— begin —

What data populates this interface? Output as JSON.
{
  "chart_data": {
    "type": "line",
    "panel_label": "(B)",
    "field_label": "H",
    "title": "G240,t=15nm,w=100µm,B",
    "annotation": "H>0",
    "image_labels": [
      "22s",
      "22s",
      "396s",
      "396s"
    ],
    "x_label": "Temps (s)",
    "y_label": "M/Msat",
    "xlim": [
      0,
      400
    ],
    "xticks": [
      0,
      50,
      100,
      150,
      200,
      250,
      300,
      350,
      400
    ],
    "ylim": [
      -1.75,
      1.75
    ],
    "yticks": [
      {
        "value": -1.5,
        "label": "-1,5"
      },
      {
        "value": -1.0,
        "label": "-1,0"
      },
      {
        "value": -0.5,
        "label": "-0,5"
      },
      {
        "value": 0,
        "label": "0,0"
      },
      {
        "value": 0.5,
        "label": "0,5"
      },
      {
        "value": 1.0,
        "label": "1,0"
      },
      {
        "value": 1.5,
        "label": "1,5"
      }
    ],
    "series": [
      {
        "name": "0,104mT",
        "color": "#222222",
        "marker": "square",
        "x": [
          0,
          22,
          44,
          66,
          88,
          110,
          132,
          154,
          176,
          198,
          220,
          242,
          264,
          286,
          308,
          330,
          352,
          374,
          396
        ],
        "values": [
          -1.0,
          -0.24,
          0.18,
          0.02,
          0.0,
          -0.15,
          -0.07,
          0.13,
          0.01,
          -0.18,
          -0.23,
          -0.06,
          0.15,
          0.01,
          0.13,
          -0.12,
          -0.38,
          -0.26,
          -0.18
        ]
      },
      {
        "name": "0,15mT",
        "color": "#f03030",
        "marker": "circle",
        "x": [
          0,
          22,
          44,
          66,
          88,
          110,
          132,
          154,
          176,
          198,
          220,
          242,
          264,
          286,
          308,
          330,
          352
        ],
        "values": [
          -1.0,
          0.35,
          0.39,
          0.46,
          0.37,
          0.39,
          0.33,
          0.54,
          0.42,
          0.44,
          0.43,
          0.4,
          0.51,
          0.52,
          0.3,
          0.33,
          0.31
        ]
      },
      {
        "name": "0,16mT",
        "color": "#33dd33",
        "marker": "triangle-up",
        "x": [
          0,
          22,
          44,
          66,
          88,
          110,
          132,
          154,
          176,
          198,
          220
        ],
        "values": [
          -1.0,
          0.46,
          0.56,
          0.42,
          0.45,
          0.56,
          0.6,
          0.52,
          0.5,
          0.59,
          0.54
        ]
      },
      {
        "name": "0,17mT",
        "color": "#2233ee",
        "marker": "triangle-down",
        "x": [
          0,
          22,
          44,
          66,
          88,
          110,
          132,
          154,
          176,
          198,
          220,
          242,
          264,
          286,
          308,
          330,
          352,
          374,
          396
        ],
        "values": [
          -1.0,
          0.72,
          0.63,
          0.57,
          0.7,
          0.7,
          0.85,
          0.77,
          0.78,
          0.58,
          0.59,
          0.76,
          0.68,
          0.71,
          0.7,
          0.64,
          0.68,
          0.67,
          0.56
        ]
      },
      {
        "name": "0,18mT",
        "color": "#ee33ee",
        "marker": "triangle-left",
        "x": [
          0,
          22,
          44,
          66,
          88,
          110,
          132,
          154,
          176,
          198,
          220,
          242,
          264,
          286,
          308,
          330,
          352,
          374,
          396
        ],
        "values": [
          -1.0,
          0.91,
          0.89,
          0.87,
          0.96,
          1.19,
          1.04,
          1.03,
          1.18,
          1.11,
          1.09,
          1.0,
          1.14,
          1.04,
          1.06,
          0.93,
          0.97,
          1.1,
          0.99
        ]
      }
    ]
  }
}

— end —

* THE PROBLEM *
Select and copy each line from the data that includes the word "color".

* FULL RESPONSE *
        "color": "#222222",
        "color": "#f03030",
        "color": "#33dd33",
        "color": "#2233ee",
        "color": "#ee33ee",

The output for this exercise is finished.